| Extrait |
______________________________

Entretien avec Aurélie Neyret et Joris Chamblain

Propos recueillis par L. Gianati Interview 04/12/2013 à 11:12 9843 visiteurs

Quand Cerise a pointé le bout de son nez dans les bacs il y a un peu plus d'un an, ce fut presque le coup de foudre. Une gamine attachante, espiègle, toujours prête à rendre service et avec un cœur gros comme ça même si elle n'est peut-être pas la copine idéale - demandez à Érica, qu'elle délaisse régulièrement pour partir à l'aventure. Après un premier tome largement plébiscité par les lecteurs et la critique, le deuxième est disponible depuis quelques semaines. Émotions, rires et (quelques) larmes en perspective.

Le premier tome des Carnets de Cerise a fait partie de la sélection jeunesse 2013 à Angoulême et a été largement plébiscité par les lecteurs. Vous attendiez-vous à un tel accueil ?

Joris Chamblain : Personnellement, j’avais mis beaucoup de moi dans cet album et j’espérais juste que les lecteurs qui auraient eu l’envie de lire le livre soient touchés par cette histoire et ses valeurs. C’est là tout ce que j’attendais. Mais il était impossible de prévoir qu’il y aurait un tel engouement, car en plus de la nomination à Angoulême, le tome 1 a déjà remporté 10 prix et est encore sélectionné dans certains festivals ! C’est fou !


Aurélie Neyret : Non évidemment, surtout que nous n'étions pas attendus pour la sortie du tome 1. C'était mon premier album BD, je ne me suis pas du tout projetée dans l'avenir... J'étais moi-même touchée par l'histoire, et je me sentais impliquée, alors j'espérais simplement que quelques personnes ressentent ça. De toute façon, je pense que même avec de l’expérience, on ne peut jamais vraiment prévoir comment un livre sera reçu, il y a tellement de paramètres... C'est à chaque fois un pari. Pour ma part je prends tout comme du bonus, je vais de surprises en surprises et je suis ravie.


Comment Les Carnets de Cerise ont-ils intégré la collection Métamorphose des éditions Soleil ?

J.C. : Aurélie raconte très bien cette histoire, je lui laisse le soin de le faire. (sourire)

A.N. : Il y a plusieurs années, Barbara Canepa, qui dirige la collection avec Clotilde Vu, m'avait contactée, car elle avait vu mon travail sur internet. Elle me parlait de la collection, et me proposait d'y faire un projet, c'était juste une discussion à ce stade, il n'y avait pas de scénario, elle me parlait juste de thèmes qui lui plaisaient et me demandait si ça me parlait. Je lui ai répondu que je ne savait pas trop pour ces thèmes-là en particulier (les vampires et le folklore Japonais il me semble) mais que je montais un projet jeunesse avec Joris, qui m'avait proposé son scénario un peu avant. Alors elle m'a dit « Mais on fait de la jeunesse aussi, quand vous avez quelque chose, montrez nous ! ». Du coup c'est ce qu'on a fait. Cela a pris un peu de temps parce que j'étais pas mal occupée, mais courant 2010 on a finalement envoyé un dossier « Cerise » et Barbara comme Clotilde ont aimé tout de suite.

______________________________

| Entrées |

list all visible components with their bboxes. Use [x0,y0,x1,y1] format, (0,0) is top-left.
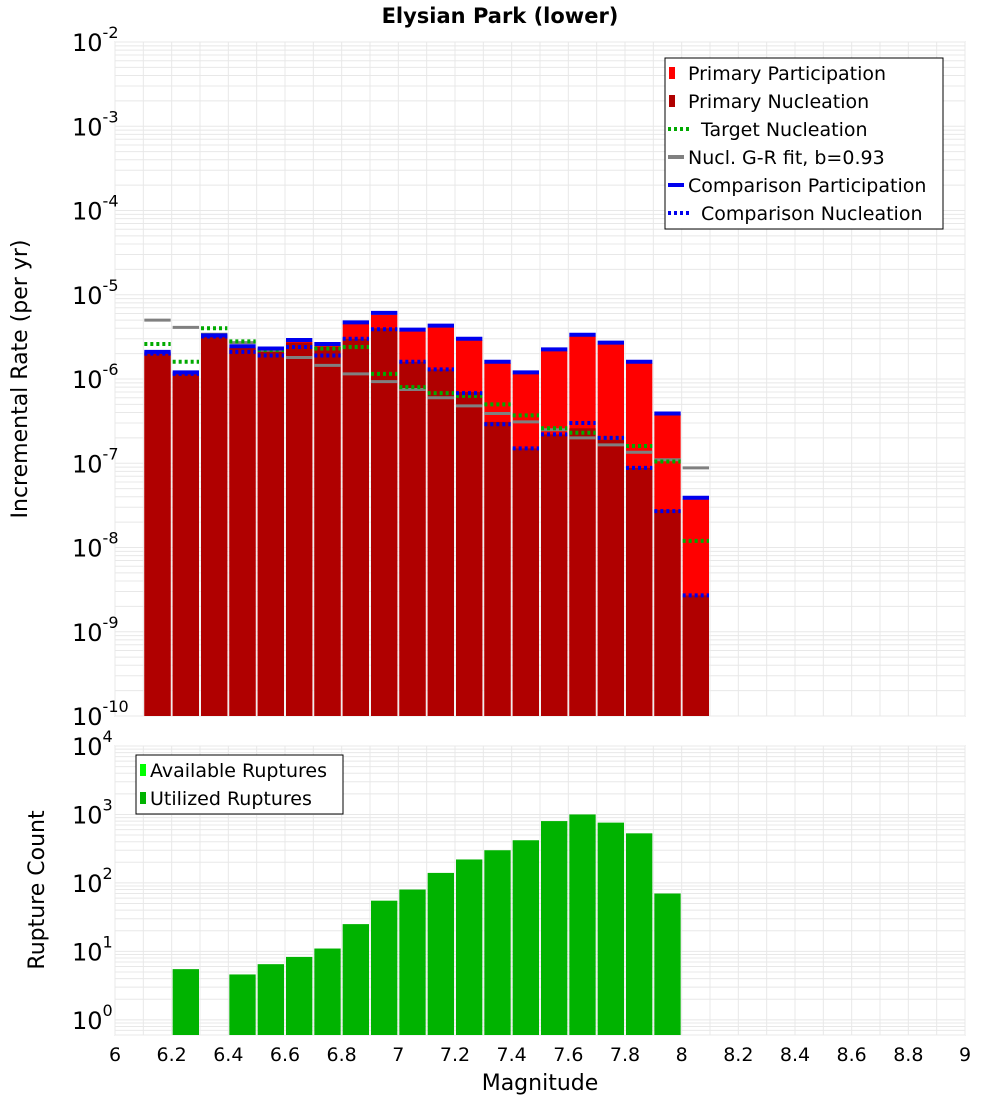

______________________________

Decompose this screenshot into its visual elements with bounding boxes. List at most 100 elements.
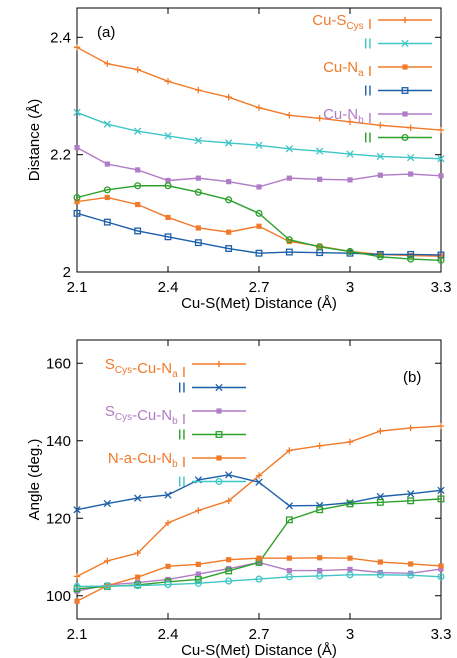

______________________________

| Exercices à réaliser |
A – Réécrivez sous forme de liste concise le paragraphe de l'entretien qui commence par « Il y a plusieurs années, Barbara Canepa », en conservant ses faits principaux.
B – Poursuivez l'entretien avec Aurélie Neyret et Joris Chamblain à partir de sa dernière phrase.

| Réponses par exercice |
A –
- Il y a plusieurs années, Barbara Canepa, qui dirige la collection avec Clotilde Vu, a contacté Aurélie Neyret après avoir vu son travail sur internet.
- Elle lui a proposé d'y faire un projet. Il n'y avait pas encore de scénario, seulement des thèmes qui lui plaisaient (les vampires et le folklore japonais, semble-t-il).
- Aurélie Neyret n'était pas sûre de ces thèmes. Elle a mentionné un projet jeunesse monté avec Joris, qui lui avait proposé son scénario un peu avant.
- Barbara Canepa a répondu que la collection faisait aussi de la jeunesse et leur a demandé de montrer leur projet.
- Occupée, Aurélie Neyret a mis un peu de temps. Courant 2010, un dossier « Cerise » a été envoyé, et Barbara Canepa comme Clotilde Vu l'ont aimé tout de suite.

B –
Quelles sont vos relations avec Barbara Canepa ? Vous a-t-elle prodigué quelques conseils pour la réalisation de ces deux albums ?


J.C. : Ce sont bien plus que de simples conseils. Barbara Canepa et Clotilde Vu (l’autre directrice de la collection Métamorphose qu’il ne faut pas oublier !) nous accompagnent planche après planche et nous poussent à donner le meilleur de nous-mêmes. Mon scénario est d’abord relu et corrigé (surtout par Clotilde) et les planches ensuite sont présentées une par une à Barbara, qui a toujours des petites remarques pour parfaire le travail. Barbara et Clotilde sont de très bon conseil et personnellement, j’apprends beaucoup à leurs côtés.

A.N. : Enrichissantes. Barbara est très exigeante, dans le bon sens du terme. Elle sait ce que l'on vaut, et a souvent des suggestions pertinentes pour nous amener à donner le meilleur, sans toutefois dénaturer le projet, ni qu'on se sente moins « auteur » pour autant, et c'est là une grande qualité. C'était parfois difficile au début, car je suis exigeante aussi, donc je me mettais doublement la pression. Désormais on a bien pris nos marques et elle a de moins en moins de choses à redire. Du coup c'est aussi une chouette récompense pour moi.


Comment se passe l’écriture du scénario ? À quatre mains ou exclusivement réalisé par Joris ?


J.C. : J’écris le scénario tout seul dans mon coin et présente un album complet à Aurélie comme aux éditrices. J’ai une vision globale de la série que je suis en train d’écrire et j’ai besoin de m’isoler pour écrire les albums. Par contre, ils sont nourris des discussions que je peux avoir en amont avec Barbara et surtout avec Aurélie. Le tome 3 se passe en hiver car depuis longtemps Aurélie voulait dessiner la neige ! Parfois, ça va même plus loin et je m’inspire carrément des dessins d’Aurélie pour écrire une histoire. Par exemple, la vie d’Annabelle Desjardins, la romancière et amie de Cerise, est née d’après les décors dessinés par Aurélie dans le tome 2. Nous en saurons plus sur ce personnage plus tard dans la série !

A.N. : Joris écrit seul, comme je dessine seule. Mais on se parle beaucoup en amont, et pendant la réalisation des planches. On est à l'écoute des suggestions et des envies de l'autre, même parfois des critiques. Je pense que c'est important, car notre but commun c'est de faire du bon travail.


Quel est le secret d’une série touchant à la fois le jeune public et les adultes ?


J.C. : Je ne sais pas s’il y a un secret ou une recette. Disons que j’écris des histoires d’abord pour moi et pas en visant un public type. J’essaie d’être le plus juste et le plus sincère possible. Ensuite, Aurélie magnifie tout ça en y ajoutant sa justesse dans les expressions et la gestuelle et en emballant le tout dans un univers propre. Nous, nous y croyons et sommes touchés par ce que l’on fait, du coup le public ressent cette sincérité. Si par malheur la série devenait « commerciale » et que nous ne prenions plus de vrai plaisir à la faire, déjà on arrêterait, mais le public le sentirait tout de suite. S’il y avait un secret ce serait celui-là : être sincère et juste pour avoir ensuite plaisir à relire nos propres ouvrages.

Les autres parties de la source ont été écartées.